Materials provided
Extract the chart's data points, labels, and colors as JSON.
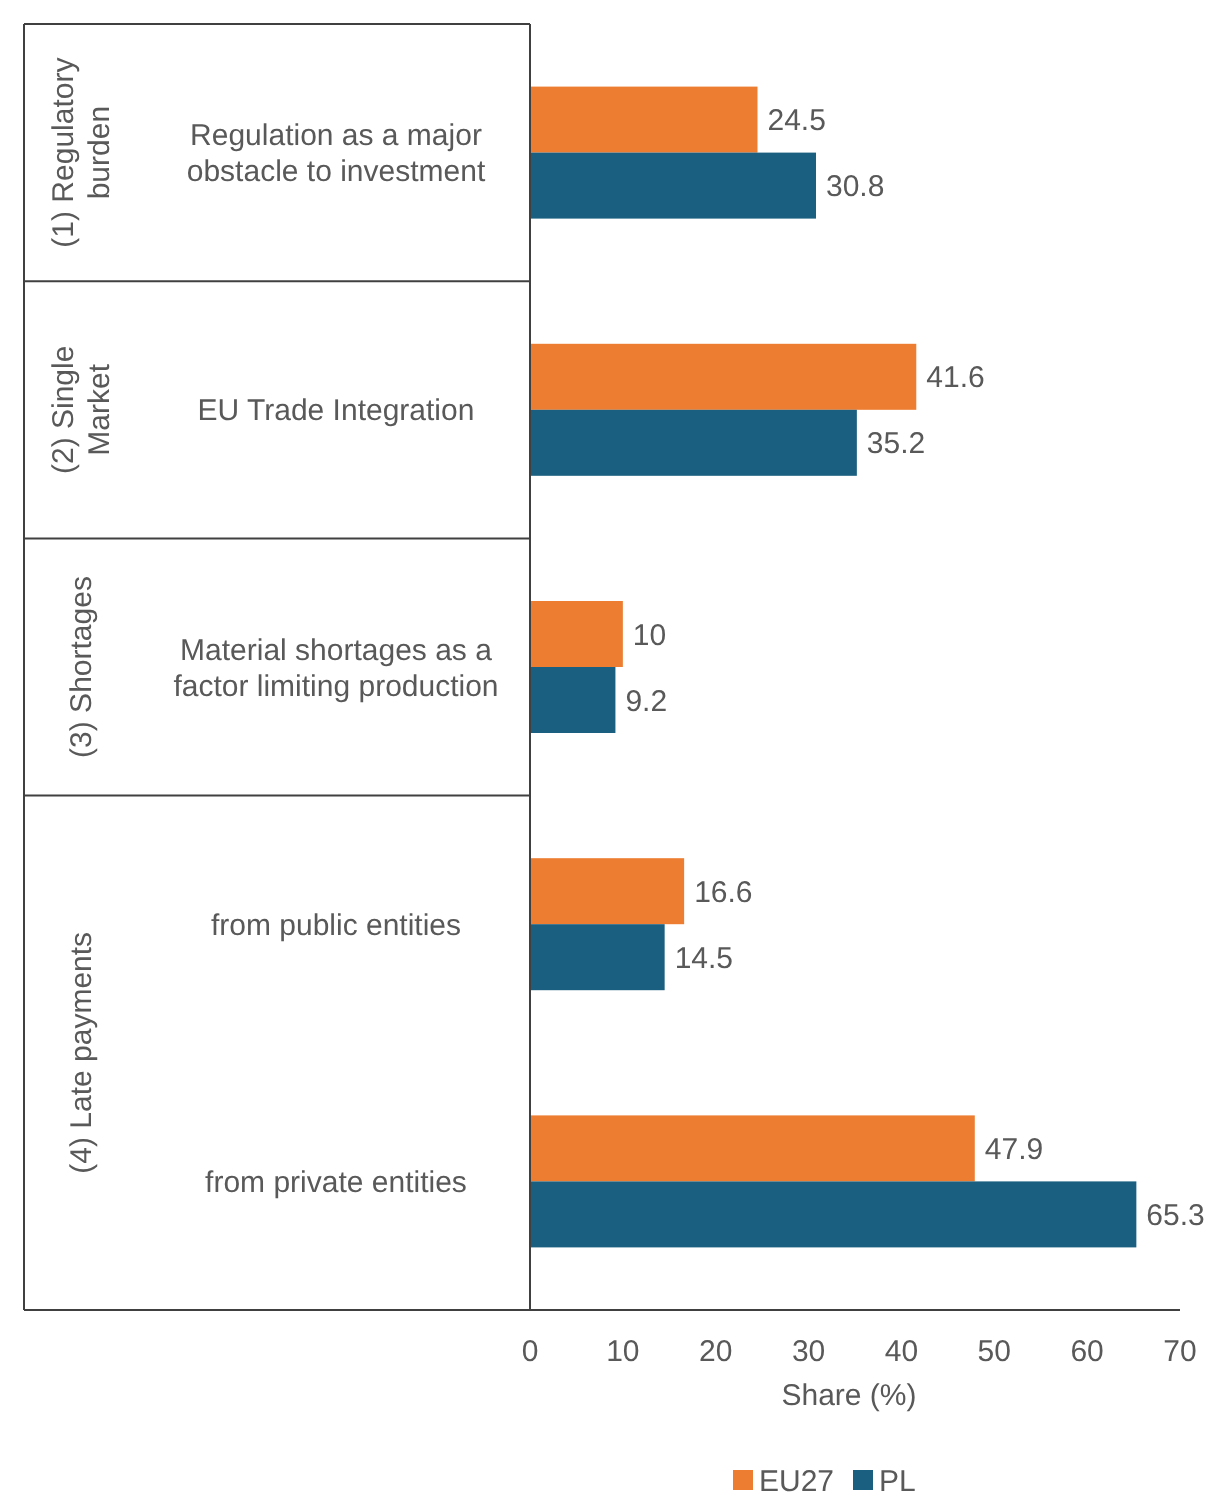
{
  "chart_data": {
    "type": "bar",
    "orientation": "horizontal",
    "categories": [
      "Regulation as a major obstacle to investment",
      "EU Trade Integration",
      "Material shortages as a factor limiting production",
      "from public entities",
      "from private entities"
    ],
    "series": [
      {
        "name": "EU27",
        "color": "#ed7d31",
        "values": [
          24.5,
          41.6,
          10,
          16.6,
          47.9
        ]
      },
      {
        "name": "PL",
        "color": "#1a5f7f",
        "values": [
          30.8,
          35.2,
          9.2,
          14.5,
          65.3
        ]
      }
    ],
    "xlabel": "Share (%)",
    "xlim": [
      0,
      70
    ],
    "xticks": [
      0,
      10,
      20,
      30,
      40,
      50,
      60,
      70
    ],
    "data_labels": true,
    "legend": "bottom",
    "grid": false,
    "annotations": [
      "(1) Regulatory burden",
      "(2) Single Market",
      "(3) Shortages",
      "(4) Late payments"
    ]
  }
}
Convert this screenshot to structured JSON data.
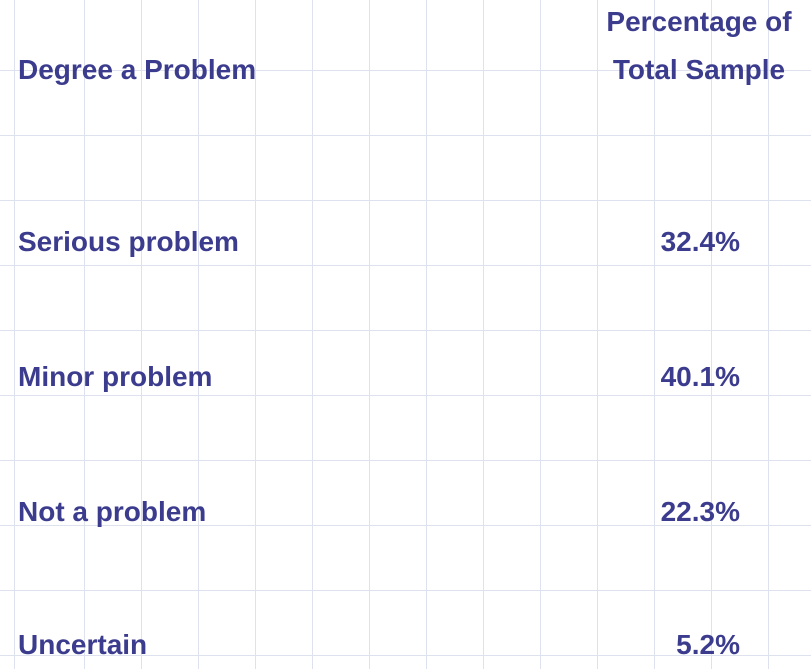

Stated problem
Print every entry above again without changing a word, and omit the pictures.

Written response
Extract the chart's data points, labels, and colors as JSON.
{
  "chart_data": {
    "type": "bar",
    "orientation": "horizontal",
    "categories": [
      "Regulation as a major obstacle to investment",
      "EU Trade Integration",
      "Material shortages as a factor limiting production",
      "from public entities",
      "from private entities"
    ],
    "series": [
      {
        "name": "EU27",
        "color": "#ed7d31",
        "values": [
          24.5,
          41.6,
          10,
          16.6,
          47.9
        ]
      },
      {
        "name": "PL",
        "color": "#1a5f7f",
        "values": [
          30.8,
          35.2,
          9.2,
          14.5,
          65.3
        ]
      }
    ],
    "xlabel": "Share (%)",
    "xlim": [
      0,
      70
    ],
    "xticks": [
      0,
      10,
      20,
      30,
      40,
      50,
      60,
      70
    ],
    "data_labels": true,
    "legend": "bottom",
    "grid": false,
    "annotations": [
      "(1) Regulatory burden",
      "(2) Single Market",
      "(3) Shortages",
      "(4) Late payments"
    ]
  }
}
Convert this screenshot to structured JSON data.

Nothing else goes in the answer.